**What you will do**
Write each line out again exactly as written.

**Dataset extract**
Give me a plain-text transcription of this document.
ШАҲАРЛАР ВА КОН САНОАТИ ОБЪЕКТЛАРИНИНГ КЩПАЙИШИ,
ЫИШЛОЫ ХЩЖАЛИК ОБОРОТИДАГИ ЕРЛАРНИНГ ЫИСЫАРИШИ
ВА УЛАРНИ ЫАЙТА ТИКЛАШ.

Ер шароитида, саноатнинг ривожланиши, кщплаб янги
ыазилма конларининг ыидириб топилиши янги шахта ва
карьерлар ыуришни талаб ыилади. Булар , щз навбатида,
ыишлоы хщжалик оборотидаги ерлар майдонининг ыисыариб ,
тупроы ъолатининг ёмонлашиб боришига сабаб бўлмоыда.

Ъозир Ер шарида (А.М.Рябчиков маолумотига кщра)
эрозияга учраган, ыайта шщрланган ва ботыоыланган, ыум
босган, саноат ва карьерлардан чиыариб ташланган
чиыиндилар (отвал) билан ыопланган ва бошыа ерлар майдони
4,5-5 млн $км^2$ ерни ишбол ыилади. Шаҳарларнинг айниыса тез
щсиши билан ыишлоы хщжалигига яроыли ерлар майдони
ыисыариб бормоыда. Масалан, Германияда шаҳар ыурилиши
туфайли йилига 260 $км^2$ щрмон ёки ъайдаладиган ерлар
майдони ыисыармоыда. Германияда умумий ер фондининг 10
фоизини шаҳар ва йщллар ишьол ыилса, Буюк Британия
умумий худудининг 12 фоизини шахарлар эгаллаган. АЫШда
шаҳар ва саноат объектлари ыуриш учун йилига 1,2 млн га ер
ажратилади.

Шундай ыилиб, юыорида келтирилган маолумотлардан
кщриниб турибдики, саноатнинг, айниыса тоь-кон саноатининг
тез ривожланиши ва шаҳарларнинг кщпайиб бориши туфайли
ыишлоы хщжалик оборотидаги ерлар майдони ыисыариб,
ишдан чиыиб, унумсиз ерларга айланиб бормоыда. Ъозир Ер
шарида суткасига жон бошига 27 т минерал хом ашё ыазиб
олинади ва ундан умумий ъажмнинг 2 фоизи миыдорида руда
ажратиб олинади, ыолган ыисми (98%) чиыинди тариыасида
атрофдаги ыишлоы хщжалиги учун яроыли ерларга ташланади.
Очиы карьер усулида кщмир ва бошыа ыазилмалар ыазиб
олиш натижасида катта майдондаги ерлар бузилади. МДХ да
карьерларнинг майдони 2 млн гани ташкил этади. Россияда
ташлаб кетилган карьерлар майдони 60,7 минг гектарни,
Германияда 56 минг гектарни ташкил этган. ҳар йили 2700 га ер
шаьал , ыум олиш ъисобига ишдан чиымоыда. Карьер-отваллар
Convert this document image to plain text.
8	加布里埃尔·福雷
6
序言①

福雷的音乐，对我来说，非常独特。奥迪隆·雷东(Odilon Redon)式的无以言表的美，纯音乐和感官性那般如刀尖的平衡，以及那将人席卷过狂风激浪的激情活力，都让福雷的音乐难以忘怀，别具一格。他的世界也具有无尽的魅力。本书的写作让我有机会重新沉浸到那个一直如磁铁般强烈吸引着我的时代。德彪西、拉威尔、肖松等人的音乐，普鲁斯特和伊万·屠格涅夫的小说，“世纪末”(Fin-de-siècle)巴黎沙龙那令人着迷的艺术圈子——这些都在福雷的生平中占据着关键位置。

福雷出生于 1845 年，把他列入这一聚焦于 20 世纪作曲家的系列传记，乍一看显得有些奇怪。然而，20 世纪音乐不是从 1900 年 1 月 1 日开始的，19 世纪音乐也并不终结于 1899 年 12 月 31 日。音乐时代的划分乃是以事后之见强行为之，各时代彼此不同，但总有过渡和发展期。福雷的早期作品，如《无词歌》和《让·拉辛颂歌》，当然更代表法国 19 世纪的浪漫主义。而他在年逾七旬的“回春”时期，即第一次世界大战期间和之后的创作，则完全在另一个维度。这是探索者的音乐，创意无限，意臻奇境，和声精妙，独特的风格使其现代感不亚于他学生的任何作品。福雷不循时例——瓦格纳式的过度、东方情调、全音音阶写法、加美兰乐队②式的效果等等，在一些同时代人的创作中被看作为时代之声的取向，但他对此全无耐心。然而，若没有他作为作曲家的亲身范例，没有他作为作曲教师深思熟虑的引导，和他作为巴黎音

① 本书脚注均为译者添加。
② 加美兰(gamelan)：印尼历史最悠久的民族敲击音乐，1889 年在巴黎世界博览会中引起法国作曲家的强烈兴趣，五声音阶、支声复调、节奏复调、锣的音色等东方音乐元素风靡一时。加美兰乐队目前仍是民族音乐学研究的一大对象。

**Solution to this exercise**
Give me a plain-text transcription of this document.
ШАҲАРЛАР ВА КОН САНОАТИ ОБЪЕКТЛАРИНИНГ КЩПАЙИШИ,
ЫИШЛОЫ ХЩЖАЛИК ОБОРОТИДАГИ ЕРЛАРНИНГ ЫИСЫАРИШИ
ВА УЛАРНИ ЫАЙТА ТИКЛАШ.

Ер шароитида, саноатнинг ривожланиши, кщплаб янги
ыазилма конларининг ыидириб топилиши янги шахта ва
карьерлар ыуришни талаб ыилади. Булар , щз навбатида,
ыишлоы хщжалик оборотидаги ерлар майдонининг ыисыариб ,
тупроы ъолатининг ёмонлашиб боришига сабаб бўлмоыда.

Ъозир Ер шарида (А.М.Рябчиков маолумотига кщра)
эрозияга учраган, ыайта шщрланган ва ботыоыланган, ыум
босган, саноат ва карьерлардан чиыариб ташланган
чиыиндилар (отвал) билан ыопланган ва бошыа ерлар майдони
4,5-5 млн $км^2$ ерни ишбол ыилади. Шаҳарларнинг айниыса тез
щсиши билан ыишлоы хщжалигига яроыли ерлар майдони
ыисыариб бормоыда. Масалан, Германияда шаҳар ыурилиши
туфайли йилига 260 $км^2$ щрмон ёки ъайдаладиган ерлар
майдони ыисыармоыда. Германияда умумий ер фондининг 10
фоизини шаҳар ва йщллар ишьол ыилса, Буюк Британия
умумий худудининг 12 фоизини шахарлар эгаллаган. АЫШда
шаҳар ва саноат объектлари ыуриш учун йилига 1,2 млн га ер
ажратилади.

Шундай ыилиб, юыорида келтирилган маолумотлардан
кщриниб турибдики, саноатнинг, айниыса тоь-кон саноатининг
тез ривожланиши ва шаҳарларнинг кщпайиб бориши туфайли
ыишлоы хщжалик оборотидаги ерлар майдони ыисыариб,
ишдан чиыиб, унумсиз ерларга айланиб бормоыда. Ъозир Ер
шарида суткасига жон бошига 27 т минерал хом ашё ыазиб
олинади ва ундан умумий ъажмнинг 2 фоизи миыдорида руда
ажратиб олинади, ыолган ыисми (98%) чиыинди тариыасида
атрофдаги ыишлоы хщжалиги учун яроыли ерларга ташланади.
Очиы карьер усулида кщмир ва бошыа ыазилмалар ыазиб
олиш натижасида катта майдондаги ерлар бузилади. МДХ да
карьерларнинг майдони 2 млн гани ташкил этади. Россияда
ташлаб кетилган карьерлар майдони 60,7 минг гектарни,
Германияда 56 минг гектарни ташкил этган. ҳар йили 2700 га ер
шаьал , ыум олиш ъисобига ишдан чиымоыда. Карьер-отваллар
Convert this document image to plain text.
8	加布里埃尔·福雷
6
序言①

福雷的音乐，对我来说，非常独特。奥迪隆·雷东(Odilon Redon)式的无以言表的美，纯音乐和感官性那般如刀尖的平衡，以及那将人席卷过狂风激浪的激情活力，都让福雷的音乐难以忘怀，别具一格。他的世界也具有无尽的魅力。本书的写作让我有机会重新沉浸到那个一直如磁铁般强烈吸引着我的时代。德彪西、拉威尔、肖松等人的音乐，普鲁斯特和伊万·屠格涅夫的小说，“世纪末”(Fin-de-siècle)巴黎沙龙那令人着迷的艺术圈子——这些都在福雷的生平中占据着关键位置。

福雷出生于 1845 年，把他列入这一聚焦于 20 世纪作曲家的系列传记，乍一看显得有些奇怪。然而，20 世纪音乐不是从 1900 年 1 月 1 日开始的，19 世纪音乐也并不终结于 1899 年 12 月 31 日。音乐时代的划分乃是以事后之见强行为之，各时代彼此不同，但总有过渡和发展期。福雷的早期作品，如《无词歌》和《让·拉辛颂歌》，当然更代表法国 19 世纪的浪漫主义。而他在年逾七旬的“回春”时期，即第一次世界大战期间和之后的创作，则完全在另一个维度。这是探索者的音乐，创意无限，意臻奇境，和声精妙，独特的风格使其现代感不亚于他学生的任何作品。福雷不循时例——瓦格纳式的过度、东方情调、全音音阶写法、加美兰乐队②式的效果等等，在一些同时代人的创作中被看作为时代之声的取向，但他对此全无耐心。然而，若没有他作为作曲家的亲身范例，没有他作为作曲教师深思熟虑的引导，和他作为巴黎音

① 本书脚注均为译者添加。
② 加美兰(gamelan)：印尼历史最悠久的民族敲击音乐，1889 年在巴黎世界博览会中引起法国作曲家的强烈兴趣，五声音阶、支声复调、节奏复调、锣的音色等东方音乐元素风靡一时。加美兰乐队目前仍是民族音乐学研究的一大对象。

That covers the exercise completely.